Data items
■ ■ ■
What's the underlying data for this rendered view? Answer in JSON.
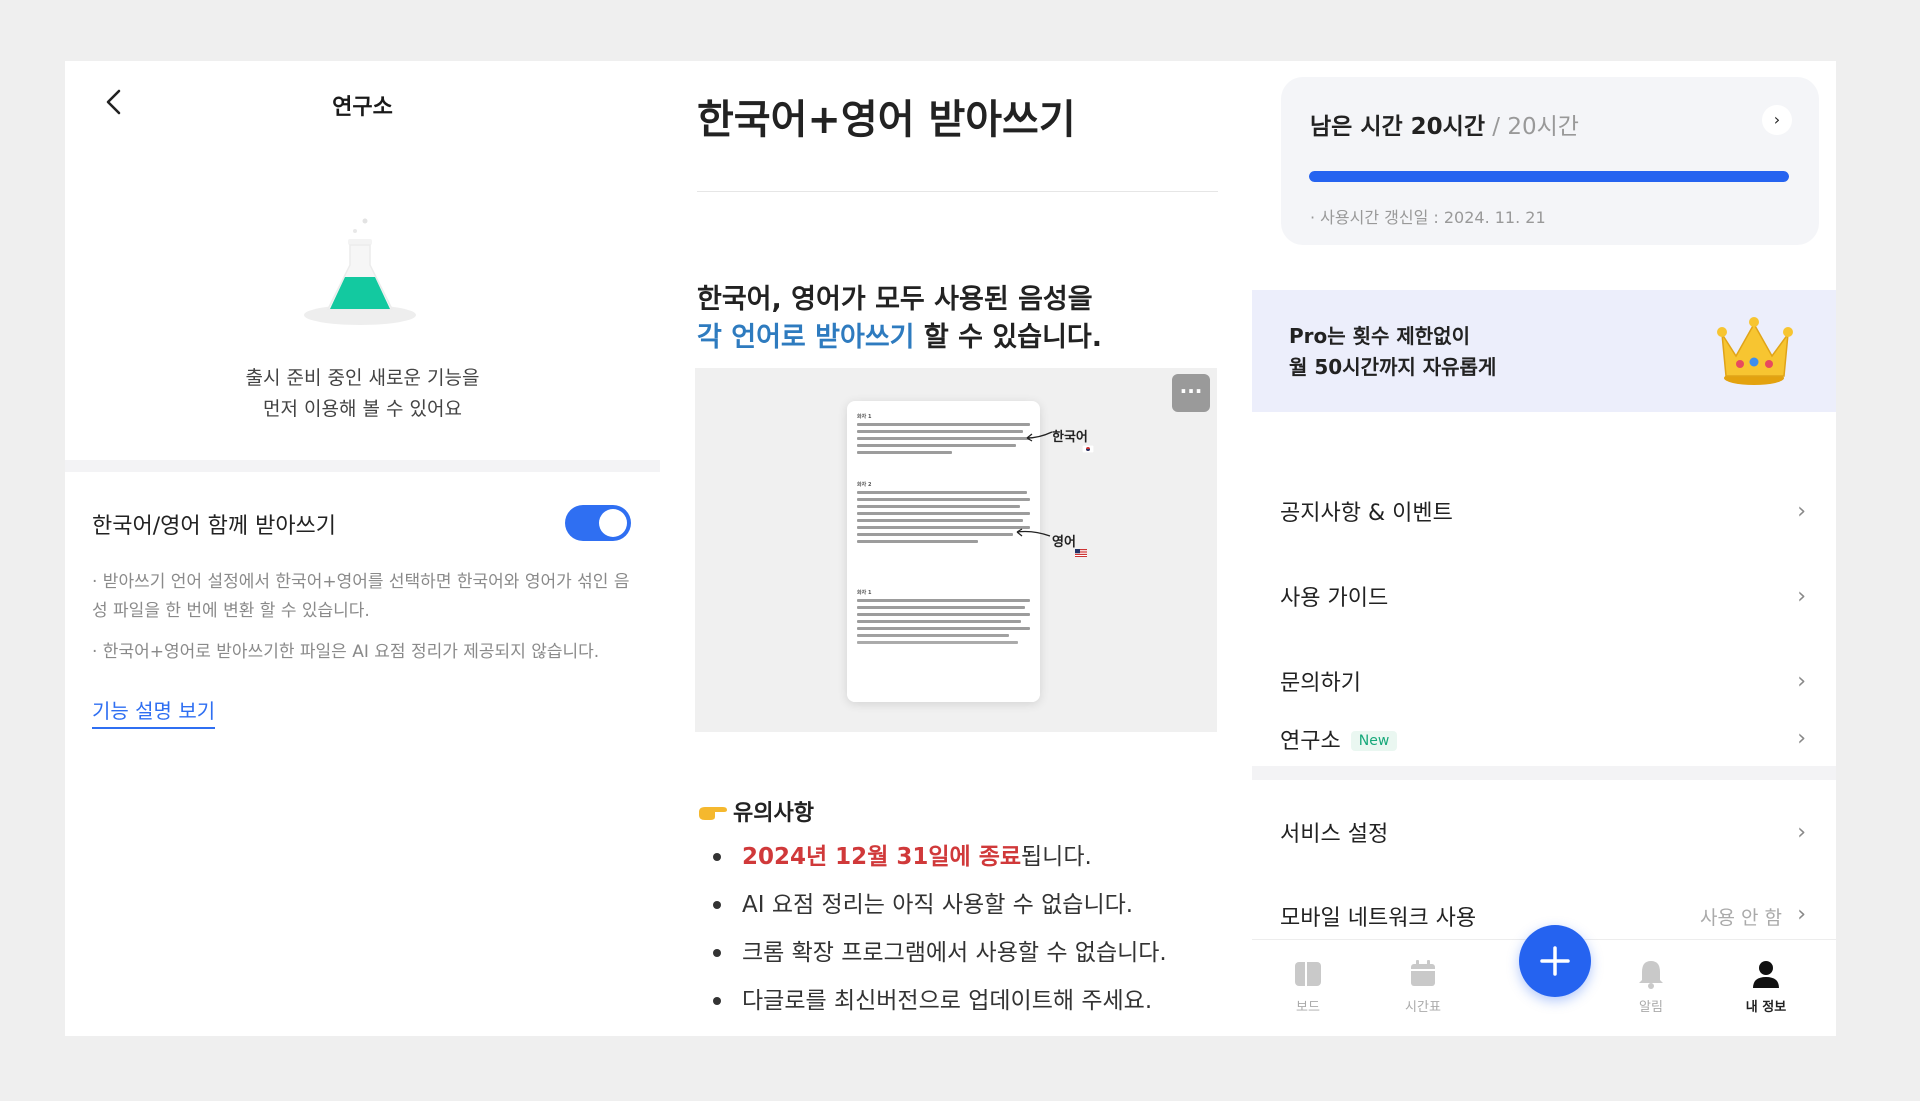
{
  "lab": {
    "title": "연구소",
    "intro_line1": "출시 준비 중인 새로운 기능을",
    "intro_line2": "먼저 이용해 볼 수 있어요",
    "toggle_label": "한국어/영어 함께 받아쓰기",
    "toggle_on": true,
    "note1": "· 받아쓰기 언어 설정에서 한국어+영어를 선택하면 한국어와 영어가 섞인 음성 파일을 한 번에 변환 할 수 있습니다.",
    "note2": "· 한국어+영어로 받아쓰기한 파일은 AI 요점 정리가 제공되지 않습니다.",
    "link": "기능 설명 보기"
  },
  "guide": {
    "heading": "한국어+영어 받아쓰기",
    "lead_line1": "한국어, 영어가 모두 사용된 음성을",
    "lead_highlight": "각 언어로 받아쓰기",
    "lead_rest": " 할 수 있습니다.",
    "preview": {
      "more_icon": "···",
      "speakers": [
        "화자 1",
        "화자 2",
        "화자 1"
      ],
      "tag_korean": "한국어",
      "tag_english": "영어"
    },
    "caution_title": "유의사항",
    "items": [
      {
        "highlight": "2024년 12월 31일에 종료",
        "rest": "됩니다."
      },
      {
        "highlight": "",
        "rest": "AI 요점 정리는 아직 사용할 수 없습니다."
      },
      {
        "highlight": "",
        "rest": "크롬 확장 프로그램에서 사용할 수 없습니다."
      },
      {
        "highlight": "",
        "rest": "다글로를 최신버전으로 업데이트해 주세요."
      }
    ]
  },
  "account": {
    "remaining": "남은 시간 20시간",
    "total": " / 20시간",
    "progress": 1.0,
    "renew": "· 사용시간 갱신일 : 2024. 11. 21",
    "promo_line1": "Pro는 횟수 제한없이",
    "promo_line2": "월 50시간까지 자유롭게",
    "menu": [
      {
        "label": "공지사항 & 이벤트"
      },
      {
        "label": "사용 가이드"
      },
      {
        "label": "문의하기"
      },
      {
        "label": "연구소",
        "badge": "New"
      },
      {
        "label": "서비스 설정"
      },
      {
        "label": "모바일 네트워크 사용",
        "value": "사용 안 함"
      }
    ],
    "tabs": [
      {
        "label": "보드",
        "icon": "board-icon"
      },
      {
        "label": "시간표",
        "icon": "calendar-icon"
      },
      {
        "label": "알림",
        "icon": "bell-icon"
      },
      {
        "label": "내 정보",
        "icon": "person-icon"
      }
    ],
    "accent": "#2563f0"
  }
}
■ ■ ■
With the pictures omitted, reproduce the records in full and exactly.

Full response =>
What's the underlying data for this rendered view? Answer in JSON.
{
  "lab": {
    "title": "연구소",
    "intro_line1": "출시 준비 중인 새로운 기능을",
    "intro_line2": "먼저 이용해 볼 수 있어요",
    "toggle_label": "한국어/영어 함께 받아쓰기",
    "toggle_on": true,
    "note1": "· 받아쓰기 언어 설정에서 한국어+영어를 선택하면 한국어와 영어가 섞인 음성 파일을 한 번에 변환 할 수 있습니다.",
    "note2": "· 한국어+영어로 받아쓰기한 파일은 AI 요점 정리가 제공되지 않습니다.",
    "link": "기능 설명 보기"
  },
  "guide": {
    "heading": "한국어+영어 받아쓰기",
    "lead_line1": "한국어, 영어가 모두 사용된 음성을",
    "lead_highlight": "각 언어로 받아쓰기",
    "lead_rest": " 할 수 있습니다.",
    "preview": {
      "more_icon": "···",
      "speakers": [
        "화자 1",
        "화자 2",
        "화자 1"
      ],
      "tag_korean": "한국어",
      "tag_english": "영어"
    },
    "caution_title": "유의사항",
    "items": [
      {
        "highlight": "2024년 12월 31일에 종료",
        "rest": "됩니다."
      },
      {
        "highlight": "",
        "rest": "AI 요점 정리는 아직 사용할 수 없습니다."
      },
      {
        "highlight": "",
        "rest": "크롬 확장 프로그램에서 사용할 수 없습니다."
      },
      {
        "highlight": "",
        "rest": "다글로를 최신버전으로 업데이트해 주세요."
      }
    ]
  },
  "account": {
    "remaining": "남은 시간 20시간",
    "total": " / 20시간",
    "progress": 1.0,
    "renew": "· 사용시간 갱신일 : 2024. 11. 21",
    "promo_line1": "Pro는 횟수 제한없이",
    "promo_line2": "월 50시간까지 자유롭게",
    "menu": [
      {
        "label": "공지사항 & 이벤트"
      },
      {
        "label": "사용 가이드"
      },
      {
        "label": "문의하기"
      },
      {
        "label": "연구소",
        "badge": "New"
      },
      {
        "label": "서비스 설정"
      },
      {
        "label": "모바일 네트워크 사용",
        "value": "사용 안 함"
      }
    ],
    "tabs": [
      {
        "label": "보드",
        "icon": "board-icon"
      },
      {
        "label": "시간표",
        "icon": "calendar-icon"
      },
      {
        "label": "알림",
        "icon": "bell-icon"
      },
      {
        "label": "내 정보",
        "icon": "person-icon"
      }
    ],
    "accent": "#2563f0"
  }
}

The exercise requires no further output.